**Set problem**
Repeat the full listing below verbatim and keep the images out.

--- BEGIN Rows ---

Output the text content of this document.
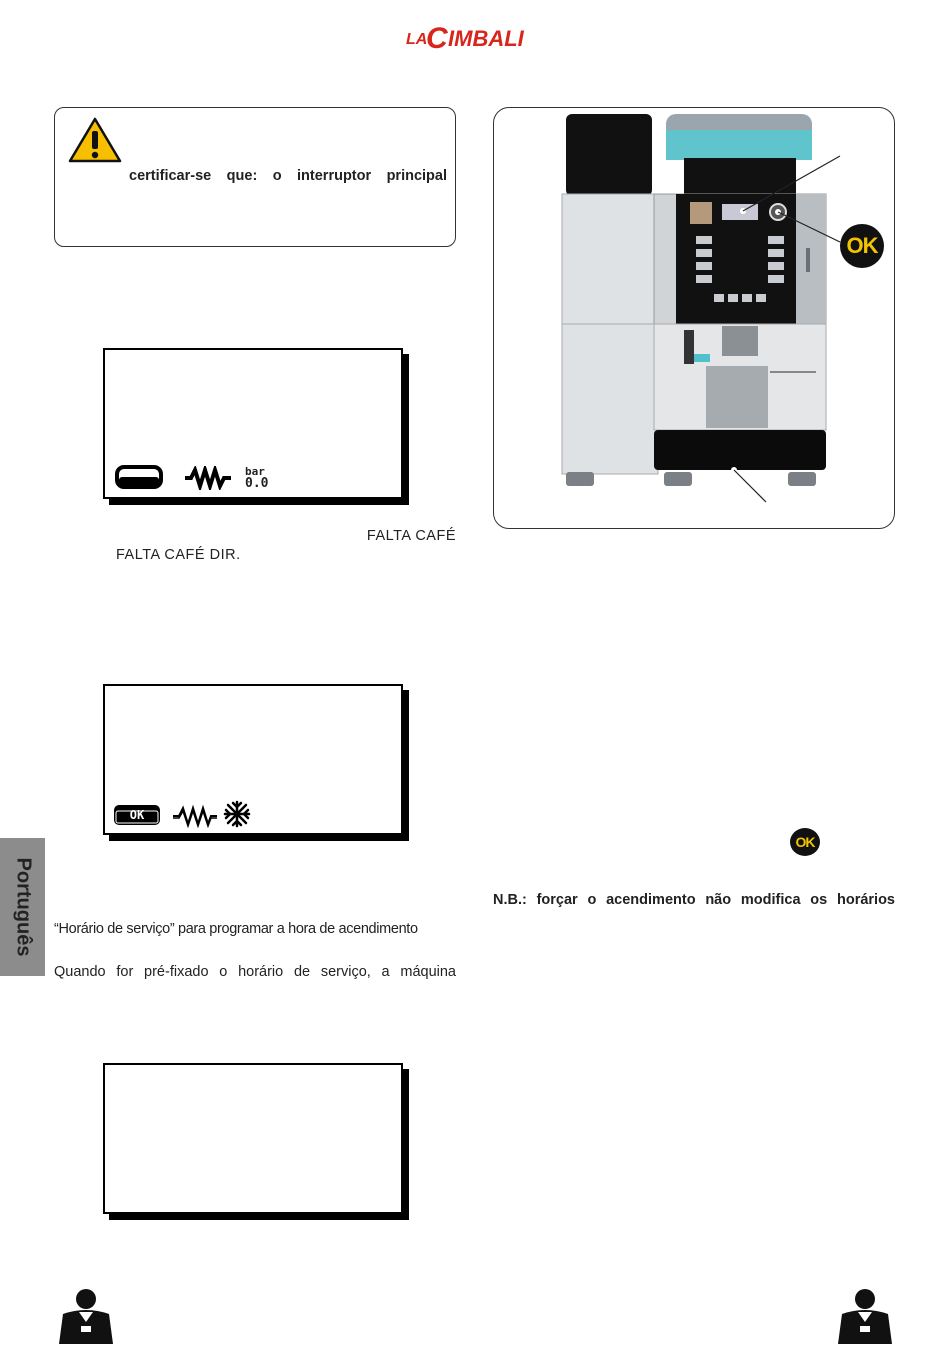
LA
C IMBALI
certificar-se que: o interruptor principal
bar
0.0
FALTA CAFÉ
FALTA CAFÉ DIR.
OK
Português “Horário de serviço” para programar a hora de acendimento
Quando for pré-fixado o horário de serviço, a máquina
OK
OK
N.B.: forçar o acendimento não modifica os horários
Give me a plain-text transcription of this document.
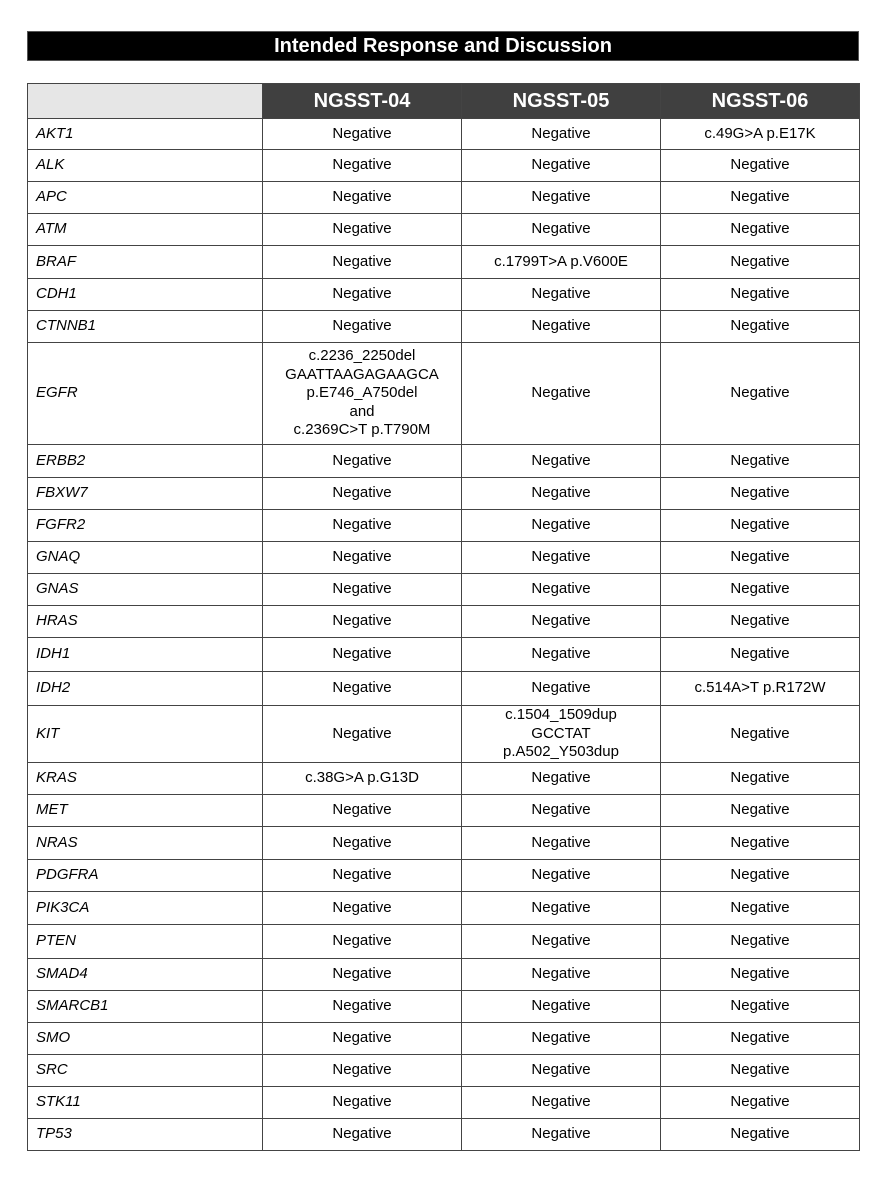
Intended Response and Discussion
	NGSST-04	NGSST-05	NGSST-06
AKT1	Negative	Negative	c.49G>A p.E17K
ALK	Negative	Negative	Negative
APC	Negative	Negative	Negative
ATM	Negative	Negative	Negative
BRAF	Negative	c.1799T>A p.V600E	Negative
CDH1	Negative	Negative	Negative
CTNNB1	Negative	Negative	Negative
EGFR	c.2236_2250del
GAATTAAGAGAAGCA
p.E746_A750del
and
c.2369C>T p.T790M	Negative	Negative
ERBB2	Negative	Negative	Negative
FBXW7	Negative	Negative	Negative
FGFR2	Negative	Negative	Negative
GNAQ	Negative	Negative	Negative
GNAS	Negative	Negative	Negative
HRAS	Negative	Negative	Negative
IDH1	Negative	Negative	Negative
IDH2	Negative	Negative	c.514A>T p.R172W
KIT	Negative	c.1504_1509dup
GCCTAT
p.A502_Y503dup	Negative
KRAS	c.38G>A p.G13D	Negative	Negative
MET	Negative	Negative	Negative
NRAS	Negative	Negative	Negative
PDGFRA	Negative	Negative	Negative
PIK3CA	Negative	Negative	Negative
PTEN	Negative	Negative	Negative
SMAD4	Negative	Negative	Negative
SMARCB1	Negative	Negative	Negative
SMO	Negative	Negative	Negative
SRC	Negative	Negative	Negative
STK11	Negative	Negative	Negative
TP53	Negative	Negative	Negative
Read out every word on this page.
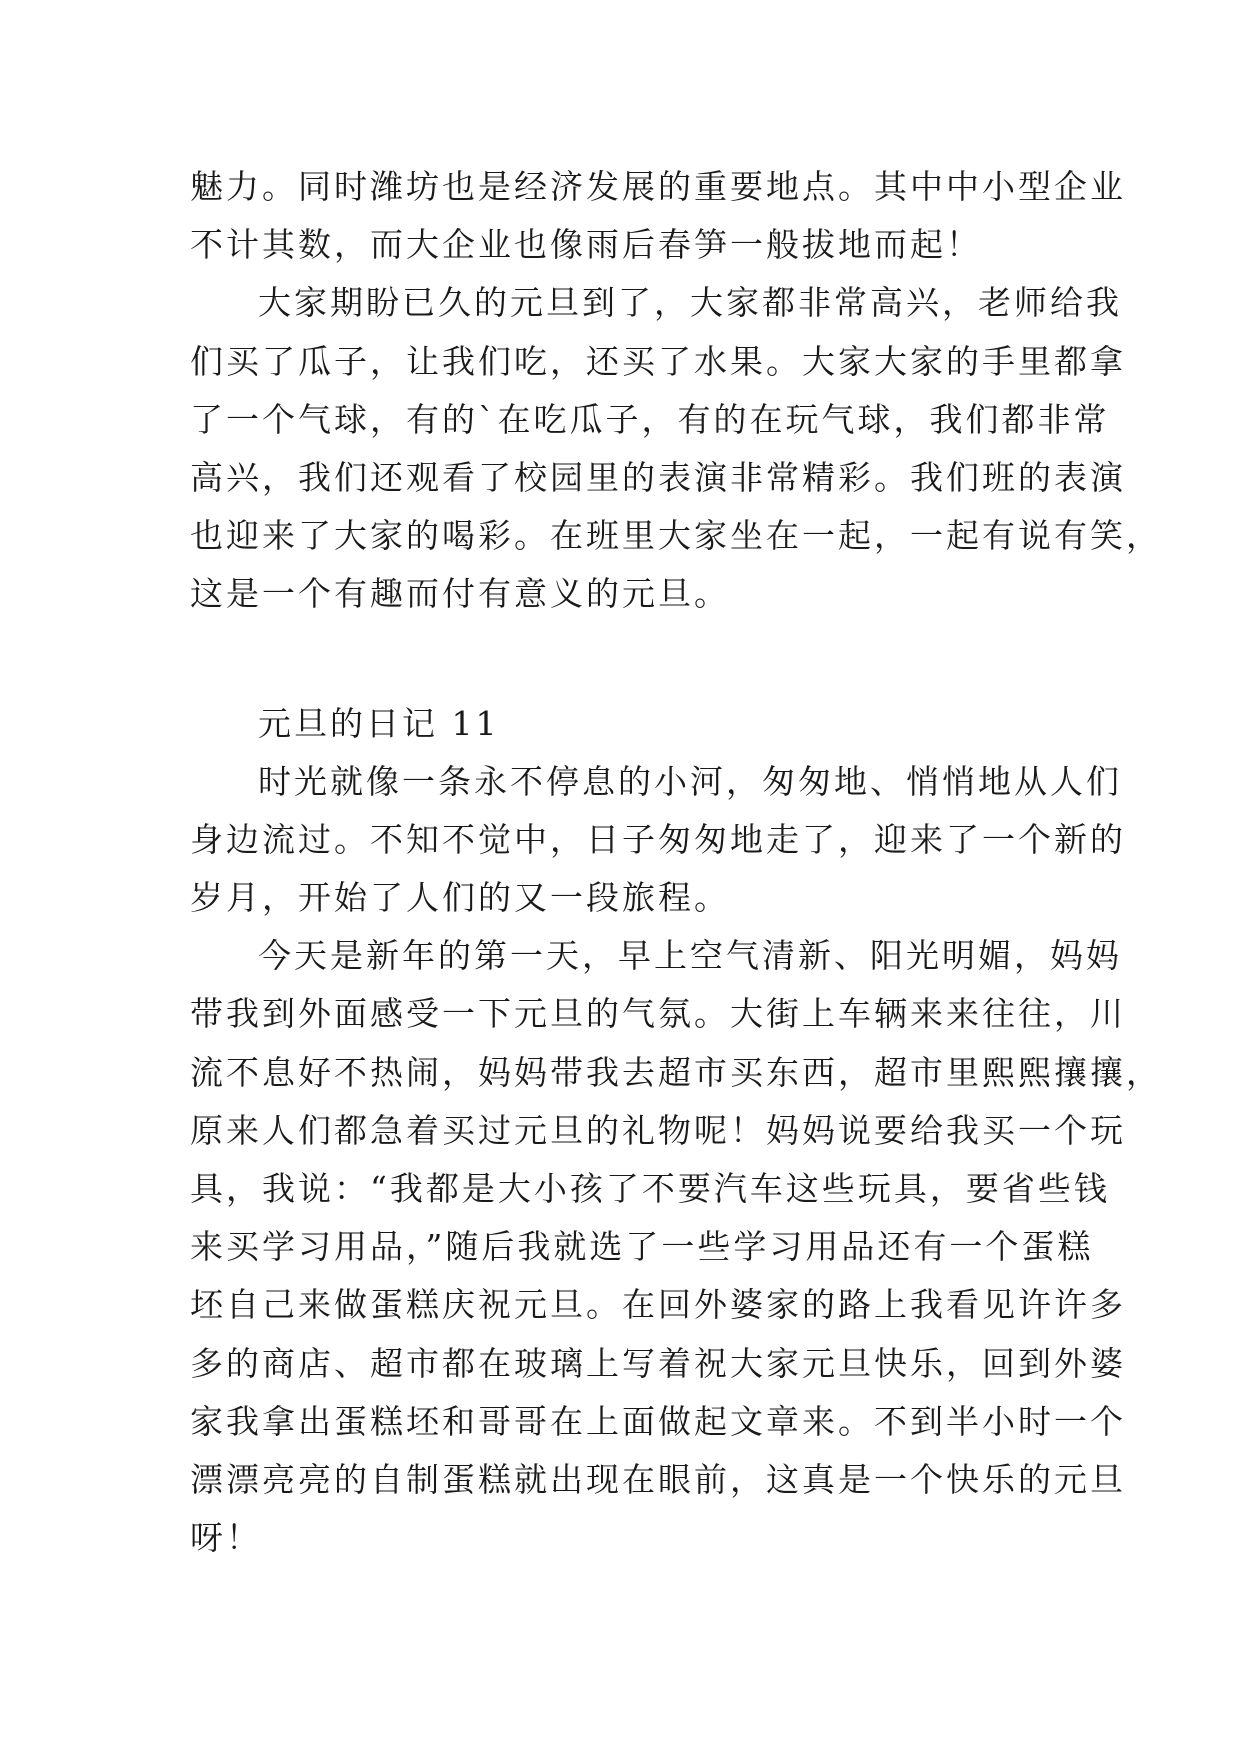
魅力。同时潍坊也是经济发展的重要地点。其中中小型企业
不计其数，而大企业也像雨后春笋一般拔地而起！
大家期盼已久的元旦到了，大家都非常高兴，老师给我
们买了瓜子，让我们吃，还买了水果。大家大家的手里都拿
了一个气球，有的`在吃瓜子，有的在玩气球，我们都非常
高兴，我们还观看了校园里的表演非常精彩。我们班的表演
也迎来了大家的喝彩。在班里大家坐在一起，一起有说有笑，
这是一个有趣而付有意义的元旦。
元旦的日记 11
时光就像一条永不停息的小河，匆匆地、悄悄地从人们
身边流过。不知不觉中，日子匆匆地走了，迎来了一个新的
岁月，开始了人们的又一段旅程。
今天是新年的第一天，早上空气清新、阳光明媚，妈妈
带我到外面感受一下元旦的气氛。大街上车辆来来往往，川
流不息好不热闹，妈妈带我去超市买东西，超市里熙熙攘攘，
原来人们都急着买过元旦的礼物呢！妈妈说要给我买一个玩
具，我说：“我都是大小孩了不要汽车这些玩具，要省些钱
来买学习用品，”随后我就选了一些学习用品还有一个蛋糕
坯自己来做蛋糕庆祝元旦。在回外婆家的路上我看见许许多
多的商店、超市都在玻璃上写着祝大家元旦快乐，回到外婆
家我拿出蛋糕坯和哥哥在上面做起文章来。不到半小时一个
漂漂亮亮的自制蛋糕就出现在眼前，这真是一个快乐的元旦
呀！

--- END Rows ---

**Worked solution**
Output the text content of this document.
LA
C IMBALI
certificar-se que: o interruptor principal
bar
0.0
FALTA CAFÉ
FALTA CAFÉ DIR.
OK
Português “Horário de serviço” para programar a hora de acendimento
Quando for pré-fixado o horário de serviço, a máquina
OK
OK
N.B.: forçar o acendimento não modifica os horários
Give me a plain-text transcription of this document.
Intended Response and Discussion
	NGSST-04	NGSST-05	NGSST-06
AKT1	Negative	Negative	c.49G>A p.E17K
ALK	Negative	Negative	Negative
APC	Negative	Negative	Negative
ATM	Negative	Negative	Negative
BRAF	Negative	c.1799T>A p.V600E	Negative
CDH1	Negative	Negative	Negative
CTNNB1	Negative	Negative	Negative
EGFR	c.2236_2250del
GAATTAAGAGAAGCA
p.E746_A750del
and
c.2369C>T p.T790M	Negative	Negative
ERBB2	Negative	Negative	Negative
FBXW7	Negative	Negative	Negative
FGFR2	Negative	Negative	Negative
GNAQ	Negative	Negative	Negative
GNAS	Negative	Negative	Negative
HRAS	Negative	Negative	Negative
IDH1	Negative	Negative	Negative
IDH2	Negative	Negative	c.514A>T p.R172W
KIT	Negative	c.1504_1509dup
GCCTAT
p.A502_Y503dup	Negative
KRAS	c.38G>A p.G13D	Negative	Negative
MET	Negative	Negative	Negative
NRAS	Negative	Negative	Negative
PDGFRA	Negative	Negative	Negative
PIK3CA	Negative	Negative	Negative
PTEN	Negative	Negative	Negative
SMAD4	Negative	Negative	Negative
SMARCB1	Negative	Negative	Negative
SMO	Negative	Negative	Negative
SRC	Negative	Negative	Negative
STK11	Negative	Negative	Negative
TP53	Negative	Negative	Negative
Read out every word on this page.
魅力。同时潍坊也是经济发展的重要地点。其中中小型企业
不计其数，而大企业也像雨后春笋一般拔地而起！
大家期盼已久的元旦到了，大家都非常高兴，老师给我
们买了瓜子，让我们吃，还买了水果。大家大家的手里都拿
了一个气球，有的`在吃瓜子，有的在玩气球，我们都非常
高兴，我们还观看了校园里的表演非常精彩。我们班的表演
也迎来了大家的喝彩。在班里大家坐在一起，一起有说有笑，
这是一个有趣而付有意义的元旦。
元旦的日记 11
时光就像一条永不停息的小河，匆匆地、悄悄地从人们
身边流过。不知不觉中，日子匆匆地走了，迎来了一个新的
岁月，开始了人们的又一段旅程。
今天是新年的第一天，早上空气清新、阳光明媚，妈妈
带我到外面感受一下元旦的气氛。大街上车辆来来往往，川
流不息好不热闹，妈妈带我去超市买东西，超市里熙熙攘攘，
原来人们都急着买过元旦的礼物呢！妈妈说要给我买一个玩
具，我说：“我都是大小孩了不要汽车这些玩具，要省些钱
来买学习用品，”随后我就选了一些学习用品还有一个蛋糕
坯自己来做蛋糕庆祝元旦。在回外婆家的路上我看见许许多
多的商店、超市都在玻璃上写着祝大家元旦快乐，回到外婆
家我拿出蛋糕坯和哥哥在上面做起文章来。不到半小时一个
漂漂亮亮的自制蛋糕就出现在眼前，这真是一个快乐的元旦
呀！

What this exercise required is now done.